- EXERCISE INSTRUCTIONS:
Count how many lines hold the word "spec" and give that number as the whole answer.

- ENTRIES PROVIDED:
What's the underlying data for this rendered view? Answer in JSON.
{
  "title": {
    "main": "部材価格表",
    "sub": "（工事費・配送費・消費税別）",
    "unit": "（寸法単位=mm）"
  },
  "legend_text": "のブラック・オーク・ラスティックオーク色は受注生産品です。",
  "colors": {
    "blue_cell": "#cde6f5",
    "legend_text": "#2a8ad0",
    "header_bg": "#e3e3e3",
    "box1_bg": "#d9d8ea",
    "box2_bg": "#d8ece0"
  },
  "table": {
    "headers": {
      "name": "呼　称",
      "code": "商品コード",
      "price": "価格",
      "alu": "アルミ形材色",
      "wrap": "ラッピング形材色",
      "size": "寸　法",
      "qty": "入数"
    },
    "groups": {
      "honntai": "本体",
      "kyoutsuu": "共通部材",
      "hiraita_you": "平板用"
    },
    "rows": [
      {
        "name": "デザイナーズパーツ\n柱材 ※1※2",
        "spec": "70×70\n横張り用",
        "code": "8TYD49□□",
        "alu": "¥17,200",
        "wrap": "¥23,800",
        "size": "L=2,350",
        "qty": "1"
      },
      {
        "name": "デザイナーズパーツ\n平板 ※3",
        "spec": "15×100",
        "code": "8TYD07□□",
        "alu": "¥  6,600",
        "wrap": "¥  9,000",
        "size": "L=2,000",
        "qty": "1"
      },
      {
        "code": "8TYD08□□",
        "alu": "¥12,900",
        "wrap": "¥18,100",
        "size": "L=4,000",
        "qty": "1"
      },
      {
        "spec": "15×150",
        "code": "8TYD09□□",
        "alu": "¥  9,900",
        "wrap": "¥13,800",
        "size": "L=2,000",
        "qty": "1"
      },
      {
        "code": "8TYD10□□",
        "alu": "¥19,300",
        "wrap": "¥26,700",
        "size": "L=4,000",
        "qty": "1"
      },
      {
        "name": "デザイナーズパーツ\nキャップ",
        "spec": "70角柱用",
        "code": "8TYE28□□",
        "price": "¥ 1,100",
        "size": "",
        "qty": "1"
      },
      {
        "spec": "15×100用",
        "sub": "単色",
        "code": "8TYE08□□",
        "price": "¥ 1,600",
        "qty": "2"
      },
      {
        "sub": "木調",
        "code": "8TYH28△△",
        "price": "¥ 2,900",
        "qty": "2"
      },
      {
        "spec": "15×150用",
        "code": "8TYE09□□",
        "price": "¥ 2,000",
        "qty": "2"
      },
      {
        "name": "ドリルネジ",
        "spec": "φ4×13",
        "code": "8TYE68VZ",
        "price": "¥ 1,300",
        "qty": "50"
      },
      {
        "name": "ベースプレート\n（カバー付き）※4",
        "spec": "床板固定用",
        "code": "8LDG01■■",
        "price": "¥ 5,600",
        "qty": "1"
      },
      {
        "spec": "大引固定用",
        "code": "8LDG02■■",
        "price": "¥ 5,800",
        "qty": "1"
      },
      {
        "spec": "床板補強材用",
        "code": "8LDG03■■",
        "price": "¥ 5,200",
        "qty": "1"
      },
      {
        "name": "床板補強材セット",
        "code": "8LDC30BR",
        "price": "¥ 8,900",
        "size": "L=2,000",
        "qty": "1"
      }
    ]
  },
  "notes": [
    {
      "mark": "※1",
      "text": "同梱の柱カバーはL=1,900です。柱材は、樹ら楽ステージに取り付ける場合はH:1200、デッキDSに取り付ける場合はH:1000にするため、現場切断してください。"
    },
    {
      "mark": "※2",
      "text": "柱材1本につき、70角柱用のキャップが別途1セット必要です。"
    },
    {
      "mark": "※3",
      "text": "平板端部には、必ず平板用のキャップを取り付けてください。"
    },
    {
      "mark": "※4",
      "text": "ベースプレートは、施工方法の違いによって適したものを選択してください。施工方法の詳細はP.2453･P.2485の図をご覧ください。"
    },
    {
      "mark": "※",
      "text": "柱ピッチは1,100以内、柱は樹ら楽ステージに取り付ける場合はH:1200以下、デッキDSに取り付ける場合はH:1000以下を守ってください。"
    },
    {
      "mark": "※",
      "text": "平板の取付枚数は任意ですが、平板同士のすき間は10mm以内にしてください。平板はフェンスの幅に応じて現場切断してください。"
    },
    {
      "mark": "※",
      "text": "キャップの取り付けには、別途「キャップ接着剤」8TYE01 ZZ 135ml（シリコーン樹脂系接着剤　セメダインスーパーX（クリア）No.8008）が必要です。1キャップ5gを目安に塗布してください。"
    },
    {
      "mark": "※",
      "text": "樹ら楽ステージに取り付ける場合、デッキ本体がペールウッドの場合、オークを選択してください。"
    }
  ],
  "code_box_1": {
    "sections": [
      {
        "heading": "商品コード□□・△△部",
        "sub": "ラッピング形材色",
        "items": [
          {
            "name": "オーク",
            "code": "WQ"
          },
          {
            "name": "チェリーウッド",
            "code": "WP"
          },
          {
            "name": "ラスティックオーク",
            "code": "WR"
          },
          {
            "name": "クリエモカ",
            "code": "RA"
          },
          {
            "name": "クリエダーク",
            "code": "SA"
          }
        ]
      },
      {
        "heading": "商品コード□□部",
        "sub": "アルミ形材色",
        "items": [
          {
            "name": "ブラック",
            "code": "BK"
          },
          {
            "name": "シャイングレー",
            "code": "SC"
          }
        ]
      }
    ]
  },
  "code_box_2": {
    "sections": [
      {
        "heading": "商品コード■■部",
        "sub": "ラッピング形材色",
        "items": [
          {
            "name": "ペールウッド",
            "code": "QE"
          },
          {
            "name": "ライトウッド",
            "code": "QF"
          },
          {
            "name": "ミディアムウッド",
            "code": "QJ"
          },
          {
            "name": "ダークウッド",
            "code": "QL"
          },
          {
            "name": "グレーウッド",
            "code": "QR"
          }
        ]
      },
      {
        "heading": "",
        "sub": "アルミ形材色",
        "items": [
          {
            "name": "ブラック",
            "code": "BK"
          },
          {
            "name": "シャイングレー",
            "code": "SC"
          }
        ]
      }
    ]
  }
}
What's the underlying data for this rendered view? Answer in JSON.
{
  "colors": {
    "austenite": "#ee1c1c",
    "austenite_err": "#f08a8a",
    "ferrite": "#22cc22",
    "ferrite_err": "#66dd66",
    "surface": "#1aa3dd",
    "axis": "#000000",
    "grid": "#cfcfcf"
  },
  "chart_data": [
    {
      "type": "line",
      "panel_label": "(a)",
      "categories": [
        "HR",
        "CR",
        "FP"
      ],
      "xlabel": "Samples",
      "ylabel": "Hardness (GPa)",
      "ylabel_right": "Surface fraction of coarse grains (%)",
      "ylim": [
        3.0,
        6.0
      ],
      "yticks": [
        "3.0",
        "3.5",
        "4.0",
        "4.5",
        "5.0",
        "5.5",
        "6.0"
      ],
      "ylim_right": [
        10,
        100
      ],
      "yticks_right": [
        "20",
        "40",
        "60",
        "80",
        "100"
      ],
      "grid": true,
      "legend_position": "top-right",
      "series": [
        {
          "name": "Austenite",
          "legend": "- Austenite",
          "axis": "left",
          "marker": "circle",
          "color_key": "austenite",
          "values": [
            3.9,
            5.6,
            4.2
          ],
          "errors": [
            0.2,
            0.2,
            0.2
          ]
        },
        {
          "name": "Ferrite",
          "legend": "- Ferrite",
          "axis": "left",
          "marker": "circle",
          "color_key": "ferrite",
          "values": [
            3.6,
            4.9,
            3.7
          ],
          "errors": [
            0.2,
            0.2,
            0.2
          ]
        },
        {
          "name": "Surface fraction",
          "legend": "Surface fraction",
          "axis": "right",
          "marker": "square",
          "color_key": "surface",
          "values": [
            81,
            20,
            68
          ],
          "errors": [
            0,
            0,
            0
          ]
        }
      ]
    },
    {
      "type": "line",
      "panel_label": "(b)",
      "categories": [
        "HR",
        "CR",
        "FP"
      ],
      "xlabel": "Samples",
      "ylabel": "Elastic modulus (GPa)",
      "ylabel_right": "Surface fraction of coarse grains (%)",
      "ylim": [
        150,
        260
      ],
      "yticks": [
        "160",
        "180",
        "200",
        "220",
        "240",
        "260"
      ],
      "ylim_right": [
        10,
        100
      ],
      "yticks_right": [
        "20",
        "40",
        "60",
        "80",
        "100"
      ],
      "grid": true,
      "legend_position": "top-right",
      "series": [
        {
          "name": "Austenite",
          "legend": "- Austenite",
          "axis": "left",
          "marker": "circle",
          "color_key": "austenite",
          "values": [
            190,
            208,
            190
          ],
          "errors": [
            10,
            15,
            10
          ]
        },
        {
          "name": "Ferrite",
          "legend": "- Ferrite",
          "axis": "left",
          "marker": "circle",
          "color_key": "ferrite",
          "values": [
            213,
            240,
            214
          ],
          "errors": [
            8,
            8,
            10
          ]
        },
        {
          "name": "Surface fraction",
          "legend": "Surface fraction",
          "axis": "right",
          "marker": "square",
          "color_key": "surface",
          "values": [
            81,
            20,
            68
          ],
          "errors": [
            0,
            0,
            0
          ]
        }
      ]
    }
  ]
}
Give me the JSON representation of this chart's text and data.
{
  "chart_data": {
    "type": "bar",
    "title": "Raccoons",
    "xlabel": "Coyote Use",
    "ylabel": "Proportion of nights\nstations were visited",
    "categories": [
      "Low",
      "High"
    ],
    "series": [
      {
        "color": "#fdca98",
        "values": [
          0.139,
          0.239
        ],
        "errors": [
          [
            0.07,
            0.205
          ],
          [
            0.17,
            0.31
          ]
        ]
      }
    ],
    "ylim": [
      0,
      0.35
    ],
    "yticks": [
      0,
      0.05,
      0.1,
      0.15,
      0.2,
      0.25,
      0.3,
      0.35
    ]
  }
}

- WRITTEN SOLUTION:
10